======== Exercise inputs ========

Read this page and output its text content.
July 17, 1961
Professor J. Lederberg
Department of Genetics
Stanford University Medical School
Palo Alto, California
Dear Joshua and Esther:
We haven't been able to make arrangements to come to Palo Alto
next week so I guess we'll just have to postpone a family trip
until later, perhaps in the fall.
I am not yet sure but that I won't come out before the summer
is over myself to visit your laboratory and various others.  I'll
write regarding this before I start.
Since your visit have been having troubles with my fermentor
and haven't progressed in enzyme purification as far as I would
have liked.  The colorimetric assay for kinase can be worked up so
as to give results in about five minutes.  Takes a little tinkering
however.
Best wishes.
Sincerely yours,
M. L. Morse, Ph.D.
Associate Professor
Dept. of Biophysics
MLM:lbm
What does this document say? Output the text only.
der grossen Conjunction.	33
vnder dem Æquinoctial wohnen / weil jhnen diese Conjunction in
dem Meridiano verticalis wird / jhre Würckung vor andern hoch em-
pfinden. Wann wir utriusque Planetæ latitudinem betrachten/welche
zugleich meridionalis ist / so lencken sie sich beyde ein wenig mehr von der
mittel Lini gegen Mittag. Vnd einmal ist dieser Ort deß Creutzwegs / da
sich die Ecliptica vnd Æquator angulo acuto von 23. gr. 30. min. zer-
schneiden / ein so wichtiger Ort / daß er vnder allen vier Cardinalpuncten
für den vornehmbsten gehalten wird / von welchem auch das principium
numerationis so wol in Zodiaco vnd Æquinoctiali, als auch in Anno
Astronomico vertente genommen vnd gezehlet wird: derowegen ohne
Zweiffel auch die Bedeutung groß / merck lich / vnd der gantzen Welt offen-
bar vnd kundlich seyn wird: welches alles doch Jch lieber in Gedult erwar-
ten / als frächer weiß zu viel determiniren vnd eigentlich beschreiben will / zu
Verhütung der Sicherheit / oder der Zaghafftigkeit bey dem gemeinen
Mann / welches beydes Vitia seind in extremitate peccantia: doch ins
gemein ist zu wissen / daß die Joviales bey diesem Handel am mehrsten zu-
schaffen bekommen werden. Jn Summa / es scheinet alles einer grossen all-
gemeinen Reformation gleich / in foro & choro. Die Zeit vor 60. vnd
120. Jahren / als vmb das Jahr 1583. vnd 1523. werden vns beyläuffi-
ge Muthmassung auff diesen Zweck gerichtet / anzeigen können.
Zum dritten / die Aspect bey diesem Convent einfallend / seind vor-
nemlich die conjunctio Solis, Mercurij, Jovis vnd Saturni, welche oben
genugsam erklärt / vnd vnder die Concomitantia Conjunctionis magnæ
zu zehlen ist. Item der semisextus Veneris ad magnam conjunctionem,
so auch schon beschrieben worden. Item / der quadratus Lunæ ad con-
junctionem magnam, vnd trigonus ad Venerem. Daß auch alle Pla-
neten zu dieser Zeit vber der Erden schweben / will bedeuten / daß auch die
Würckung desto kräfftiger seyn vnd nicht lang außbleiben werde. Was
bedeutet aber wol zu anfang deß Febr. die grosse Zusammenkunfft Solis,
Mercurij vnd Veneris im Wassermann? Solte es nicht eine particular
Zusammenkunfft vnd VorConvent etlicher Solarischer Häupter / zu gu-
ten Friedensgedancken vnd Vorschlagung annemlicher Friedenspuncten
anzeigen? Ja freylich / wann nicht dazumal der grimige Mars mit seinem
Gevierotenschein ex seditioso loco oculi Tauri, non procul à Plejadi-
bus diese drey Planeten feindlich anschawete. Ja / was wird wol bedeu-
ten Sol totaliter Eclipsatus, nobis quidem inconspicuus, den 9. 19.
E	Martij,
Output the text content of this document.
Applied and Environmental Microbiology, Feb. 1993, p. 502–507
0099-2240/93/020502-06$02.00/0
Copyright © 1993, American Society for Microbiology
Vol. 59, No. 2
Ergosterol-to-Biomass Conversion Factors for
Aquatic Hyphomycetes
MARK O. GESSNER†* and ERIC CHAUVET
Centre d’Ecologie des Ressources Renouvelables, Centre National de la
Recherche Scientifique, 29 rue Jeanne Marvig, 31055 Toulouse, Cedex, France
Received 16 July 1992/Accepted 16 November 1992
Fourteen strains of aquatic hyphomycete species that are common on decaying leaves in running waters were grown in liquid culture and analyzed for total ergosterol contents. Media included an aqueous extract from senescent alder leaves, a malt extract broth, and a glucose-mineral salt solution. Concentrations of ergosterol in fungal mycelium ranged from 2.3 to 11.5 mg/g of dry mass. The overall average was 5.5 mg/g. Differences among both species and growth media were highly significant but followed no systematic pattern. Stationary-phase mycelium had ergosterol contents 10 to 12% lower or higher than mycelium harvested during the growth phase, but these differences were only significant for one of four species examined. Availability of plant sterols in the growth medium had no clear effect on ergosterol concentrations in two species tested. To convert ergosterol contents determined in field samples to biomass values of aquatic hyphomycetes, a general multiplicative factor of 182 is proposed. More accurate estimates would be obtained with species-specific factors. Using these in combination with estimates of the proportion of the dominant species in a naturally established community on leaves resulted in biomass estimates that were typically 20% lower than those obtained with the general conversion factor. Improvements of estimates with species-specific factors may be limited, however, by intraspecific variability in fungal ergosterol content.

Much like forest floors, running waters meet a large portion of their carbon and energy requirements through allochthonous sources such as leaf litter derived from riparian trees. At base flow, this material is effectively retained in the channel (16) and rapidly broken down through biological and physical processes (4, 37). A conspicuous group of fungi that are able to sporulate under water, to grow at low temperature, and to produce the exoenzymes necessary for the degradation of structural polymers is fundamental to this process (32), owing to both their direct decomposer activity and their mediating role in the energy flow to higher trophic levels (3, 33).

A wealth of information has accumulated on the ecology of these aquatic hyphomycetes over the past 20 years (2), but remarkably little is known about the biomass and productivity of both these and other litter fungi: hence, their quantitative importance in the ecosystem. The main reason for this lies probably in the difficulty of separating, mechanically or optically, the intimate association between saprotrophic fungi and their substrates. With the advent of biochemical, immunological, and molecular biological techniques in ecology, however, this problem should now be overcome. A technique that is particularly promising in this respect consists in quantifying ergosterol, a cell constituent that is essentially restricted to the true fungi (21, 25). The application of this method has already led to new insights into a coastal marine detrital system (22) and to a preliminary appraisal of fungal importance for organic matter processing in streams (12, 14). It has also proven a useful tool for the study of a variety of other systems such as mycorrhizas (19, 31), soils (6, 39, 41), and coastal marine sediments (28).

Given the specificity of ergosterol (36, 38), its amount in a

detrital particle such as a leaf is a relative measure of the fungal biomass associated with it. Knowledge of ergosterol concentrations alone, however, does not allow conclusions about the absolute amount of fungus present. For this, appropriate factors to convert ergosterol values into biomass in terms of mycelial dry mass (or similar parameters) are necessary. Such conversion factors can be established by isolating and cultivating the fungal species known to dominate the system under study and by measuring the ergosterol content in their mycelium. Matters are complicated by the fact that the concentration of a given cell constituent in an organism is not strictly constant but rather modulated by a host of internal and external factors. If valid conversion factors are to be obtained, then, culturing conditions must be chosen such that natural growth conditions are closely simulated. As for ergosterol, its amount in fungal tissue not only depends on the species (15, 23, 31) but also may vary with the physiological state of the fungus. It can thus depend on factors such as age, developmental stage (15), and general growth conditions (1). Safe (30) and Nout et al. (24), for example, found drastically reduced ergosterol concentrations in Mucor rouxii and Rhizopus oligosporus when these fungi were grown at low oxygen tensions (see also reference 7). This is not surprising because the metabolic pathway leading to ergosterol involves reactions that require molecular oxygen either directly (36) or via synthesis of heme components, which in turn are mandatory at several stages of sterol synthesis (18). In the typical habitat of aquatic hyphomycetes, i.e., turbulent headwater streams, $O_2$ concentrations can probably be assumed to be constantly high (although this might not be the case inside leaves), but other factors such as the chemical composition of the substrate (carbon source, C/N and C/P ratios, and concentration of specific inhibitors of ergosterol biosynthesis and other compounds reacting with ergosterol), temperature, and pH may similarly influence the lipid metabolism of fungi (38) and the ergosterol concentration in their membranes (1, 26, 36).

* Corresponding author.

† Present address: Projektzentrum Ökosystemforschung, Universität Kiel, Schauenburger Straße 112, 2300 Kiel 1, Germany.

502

========

Write down only how many lines of the entries above include the word "nicht".

● Answer space: 3